WORK INSTRUCTIONS: Each line below that contains "lines" counts once; report the total and nothing more.

RECORDS SHOWN:
_____

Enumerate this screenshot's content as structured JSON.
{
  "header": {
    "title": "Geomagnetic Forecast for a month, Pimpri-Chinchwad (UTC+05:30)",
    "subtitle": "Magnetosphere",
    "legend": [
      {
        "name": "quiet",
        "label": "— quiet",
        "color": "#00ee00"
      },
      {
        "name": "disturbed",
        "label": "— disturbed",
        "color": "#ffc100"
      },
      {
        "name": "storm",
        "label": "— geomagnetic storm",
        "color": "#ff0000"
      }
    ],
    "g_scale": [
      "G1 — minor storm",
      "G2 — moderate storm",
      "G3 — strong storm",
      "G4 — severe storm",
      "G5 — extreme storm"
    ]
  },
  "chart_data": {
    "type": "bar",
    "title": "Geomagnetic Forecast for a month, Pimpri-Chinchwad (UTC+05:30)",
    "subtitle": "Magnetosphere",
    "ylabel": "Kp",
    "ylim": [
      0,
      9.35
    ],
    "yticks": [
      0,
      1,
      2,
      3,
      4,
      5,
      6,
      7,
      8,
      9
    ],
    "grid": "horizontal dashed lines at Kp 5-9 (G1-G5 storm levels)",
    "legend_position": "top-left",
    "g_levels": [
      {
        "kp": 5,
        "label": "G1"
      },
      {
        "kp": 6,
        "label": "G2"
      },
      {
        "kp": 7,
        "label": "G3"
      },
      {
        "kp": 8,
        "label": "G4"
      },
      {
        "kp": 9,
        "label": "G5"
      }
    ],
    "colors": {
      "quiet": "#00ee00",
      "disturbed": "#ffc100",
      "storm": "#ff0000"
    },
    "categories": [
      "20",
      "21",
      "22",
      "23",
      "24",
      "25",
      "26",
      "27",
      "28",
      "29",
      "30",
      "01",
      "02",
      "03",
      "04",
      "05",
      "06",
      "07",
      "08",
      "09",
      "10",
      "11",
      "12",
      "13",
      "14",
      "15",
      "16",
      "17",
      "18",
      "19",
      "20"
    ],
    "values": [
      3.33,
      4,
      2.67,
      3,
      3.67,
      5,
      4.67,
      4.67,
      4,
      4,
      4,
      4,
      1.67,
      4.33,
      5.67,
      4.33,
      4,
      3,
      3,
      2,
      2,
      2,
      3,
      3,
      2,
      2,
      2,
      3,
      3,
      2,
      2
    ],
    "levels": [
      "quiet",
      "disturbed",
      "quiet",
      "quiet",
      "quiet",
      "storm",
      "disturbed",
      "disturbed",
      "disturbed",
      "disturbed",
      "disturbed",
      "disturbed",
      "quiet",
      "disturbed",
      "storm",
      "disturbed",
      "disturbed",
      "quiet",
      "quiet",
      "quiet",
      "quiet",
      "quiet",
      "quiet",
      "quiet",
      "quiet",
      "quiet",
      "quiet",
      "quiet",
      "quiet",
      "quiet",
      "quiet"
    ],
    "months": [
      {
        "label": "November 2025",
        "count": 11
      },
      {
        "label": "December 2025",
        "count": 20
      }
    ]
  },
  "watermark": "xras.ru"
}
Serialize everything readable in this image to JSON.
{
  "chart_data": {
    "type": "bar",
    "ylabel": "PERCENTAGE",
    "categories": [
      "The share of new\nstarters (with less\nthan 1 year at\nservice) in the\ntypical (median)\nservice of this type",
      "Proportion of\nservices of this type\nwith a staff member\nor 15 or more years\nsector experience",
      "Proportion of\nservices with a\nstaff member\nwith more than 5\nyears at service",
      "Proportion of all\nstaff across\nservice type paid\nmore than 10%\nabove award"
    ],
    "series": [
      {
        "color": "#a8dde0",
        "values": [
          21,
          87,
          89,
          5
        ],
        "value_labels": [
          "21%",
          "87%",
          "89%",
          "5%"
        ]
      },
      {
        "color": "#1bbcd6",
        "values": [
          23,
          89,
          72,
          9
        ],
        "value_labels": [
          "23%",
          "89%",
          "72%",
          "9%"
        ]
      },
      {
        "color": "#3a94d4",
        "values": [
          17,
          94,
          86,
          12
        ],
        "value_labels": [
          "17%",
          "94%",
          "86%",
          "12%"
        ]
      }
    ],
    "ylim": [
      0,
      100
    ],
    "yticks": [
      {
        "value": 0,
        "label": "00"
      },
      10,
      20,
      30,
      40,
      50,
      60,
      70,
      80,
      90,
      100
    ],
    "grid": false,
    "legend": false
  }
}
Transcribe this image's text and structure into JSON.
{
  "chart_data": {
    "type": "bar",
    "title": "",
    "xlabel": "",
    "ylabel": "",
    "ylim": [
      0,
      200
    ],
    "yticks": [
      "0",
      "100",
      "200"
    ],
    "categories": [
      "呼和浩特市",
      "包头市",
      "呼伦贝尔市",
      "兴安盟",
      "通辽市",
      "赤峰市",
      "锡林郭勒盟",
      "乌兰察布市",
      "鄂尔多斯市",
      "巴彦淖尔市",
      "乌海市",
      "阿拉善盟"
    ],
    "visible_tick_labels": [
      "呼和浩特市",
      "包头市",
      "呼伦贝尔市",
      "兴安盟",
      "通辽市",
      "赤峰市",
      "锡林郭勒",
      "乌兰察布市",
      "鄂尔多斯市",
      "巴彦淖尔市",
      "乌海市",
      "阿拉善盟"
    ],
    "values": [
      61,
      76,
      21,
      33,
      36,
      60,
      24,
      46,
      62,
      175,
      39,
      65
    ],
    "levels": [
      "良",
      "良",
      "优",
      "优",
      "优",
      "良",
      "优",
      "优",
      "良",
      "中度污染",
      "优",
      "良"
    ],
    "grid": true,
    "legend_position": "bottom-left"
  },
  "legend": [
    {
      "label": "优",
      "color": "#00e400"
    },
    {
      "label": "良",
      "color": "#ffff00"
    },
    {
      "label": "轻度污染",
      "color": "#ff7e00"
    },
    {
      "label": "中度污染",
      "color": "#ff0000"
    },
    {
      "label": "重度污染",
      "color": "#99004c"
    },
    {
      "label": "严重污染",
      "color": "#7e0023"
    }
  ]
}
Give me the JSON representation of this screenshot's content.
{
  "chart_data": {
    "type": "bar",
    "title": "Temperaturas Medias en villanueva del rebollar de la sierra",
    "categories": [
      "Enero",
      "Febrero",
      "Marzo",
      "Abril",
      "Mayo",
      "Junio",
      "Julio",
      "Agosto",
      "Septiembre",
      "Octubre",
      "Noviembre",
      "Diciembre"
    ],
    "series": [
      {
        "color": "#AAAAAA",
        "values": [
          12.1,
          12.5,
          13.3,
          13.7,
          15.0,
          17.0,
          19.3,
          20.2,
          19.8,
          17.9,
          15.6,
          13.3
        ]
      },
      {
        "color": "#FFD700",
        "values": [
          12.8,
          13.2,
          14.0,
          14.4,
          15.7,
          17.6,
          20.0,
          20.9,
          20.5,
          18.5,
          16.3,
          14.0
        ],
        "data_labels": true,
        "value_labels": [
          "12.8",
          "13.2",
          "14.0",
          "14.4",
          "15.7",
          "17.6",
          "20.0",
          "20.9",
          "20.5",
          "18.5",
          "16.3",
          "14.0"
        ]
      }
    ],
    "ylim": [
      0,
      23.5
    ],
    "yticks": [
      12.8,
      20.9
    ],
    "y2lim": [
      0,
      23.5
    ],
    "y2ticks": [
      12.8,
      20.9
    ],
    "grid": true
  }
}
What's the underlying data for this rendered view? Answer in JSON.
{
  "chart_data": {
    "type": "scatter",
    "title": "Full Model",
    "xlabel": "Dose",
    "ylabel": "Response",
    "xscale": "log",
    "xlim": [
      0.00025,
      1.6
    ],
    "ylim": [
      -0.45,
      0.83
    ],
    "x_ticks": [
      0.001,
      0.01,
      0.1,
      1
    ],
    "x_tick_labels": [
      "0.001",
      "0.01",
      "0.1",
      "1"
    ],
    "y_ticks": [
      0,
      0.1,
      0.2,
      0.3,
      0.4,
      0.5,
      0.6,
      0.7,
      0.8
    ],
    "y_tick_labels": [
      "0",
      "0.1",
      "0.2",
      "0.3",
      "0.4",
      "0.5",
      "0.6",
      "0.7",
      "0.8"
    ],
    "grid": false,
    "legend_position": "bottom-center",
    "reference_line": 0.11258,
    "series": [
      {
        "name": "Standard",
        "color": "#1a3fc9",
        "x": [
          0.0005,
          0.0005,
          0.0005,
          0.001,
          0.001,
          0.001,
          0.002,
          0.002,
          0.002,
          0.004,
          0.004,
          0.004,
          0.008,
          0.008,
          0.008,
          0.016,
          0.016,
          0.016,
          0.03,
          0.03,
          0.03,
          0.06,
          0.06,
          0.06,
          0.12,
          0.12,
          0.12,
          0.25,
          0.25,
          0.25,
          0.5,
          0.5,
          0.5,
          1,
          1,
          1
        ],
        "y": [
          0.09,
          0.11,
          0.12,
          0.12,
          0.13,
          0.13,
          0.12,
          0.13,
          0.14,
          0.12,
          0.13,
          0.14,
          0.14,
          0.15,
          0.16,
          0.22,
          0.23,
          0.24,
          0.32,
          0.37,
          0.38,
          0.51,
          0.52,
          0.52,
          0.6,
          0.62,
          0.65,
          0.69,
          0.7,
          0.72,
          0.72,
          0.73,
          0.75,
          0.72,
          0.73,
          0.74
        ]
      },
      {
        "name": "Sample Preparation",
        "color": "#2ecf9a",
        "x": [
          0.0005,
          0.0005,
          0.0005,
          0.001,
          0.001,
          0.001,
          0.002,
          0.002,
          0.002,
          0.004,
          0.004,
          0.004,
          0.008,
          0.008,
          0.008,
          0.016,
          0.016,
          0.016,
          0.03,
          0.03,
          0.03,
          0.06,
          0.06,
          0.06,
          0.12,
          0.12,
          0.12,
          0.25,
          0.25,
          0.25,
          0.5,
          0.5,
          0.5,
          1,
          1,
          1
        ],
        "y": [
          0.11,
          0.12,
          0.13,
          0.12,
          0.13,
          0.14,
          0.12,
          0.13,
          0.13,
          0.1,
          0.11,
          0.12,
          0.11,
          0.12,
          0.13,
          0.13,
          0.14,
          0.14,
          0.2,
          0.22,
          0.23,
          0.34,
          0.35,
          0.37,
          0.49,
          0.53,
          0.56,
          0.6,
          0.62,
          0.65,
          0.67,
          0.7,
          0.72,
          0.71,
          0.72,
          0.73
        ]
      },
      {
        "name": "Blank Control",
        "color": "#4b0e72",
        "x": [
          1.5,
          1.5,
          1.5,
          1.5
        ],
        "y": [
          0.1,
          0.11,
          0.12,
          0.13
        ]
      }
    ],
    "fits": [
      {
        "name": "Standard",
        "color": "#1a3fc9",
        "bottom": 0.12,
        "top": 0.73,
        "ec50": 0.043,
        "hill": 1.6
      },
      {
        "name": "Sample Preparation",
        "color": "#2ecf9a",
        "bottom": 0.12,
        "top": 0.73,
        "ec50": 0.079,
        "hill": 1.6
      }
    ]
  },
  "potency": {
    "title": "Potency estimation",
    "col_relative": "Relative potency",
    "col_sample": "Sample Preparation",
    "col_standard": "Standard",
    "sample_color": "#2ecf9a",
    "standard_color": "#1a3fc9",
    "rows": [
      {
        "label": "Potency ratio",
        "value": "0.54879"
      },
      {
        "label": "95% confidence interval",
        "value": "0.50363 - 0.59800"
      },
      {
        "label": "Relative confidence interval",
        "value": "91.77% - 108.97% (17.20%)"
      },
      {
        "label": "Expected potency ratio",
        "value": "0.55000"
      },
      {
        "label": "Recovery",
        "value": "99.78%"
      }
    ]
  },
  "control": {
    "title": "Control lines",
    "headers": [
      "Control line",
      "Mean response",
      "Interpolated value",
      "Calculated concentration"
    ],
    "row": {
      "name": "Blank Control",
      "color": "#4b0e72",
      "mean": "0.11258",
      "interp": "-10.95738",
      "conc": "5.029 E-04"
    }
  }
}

_____

SOLUTION TO THE PROBLEM: 2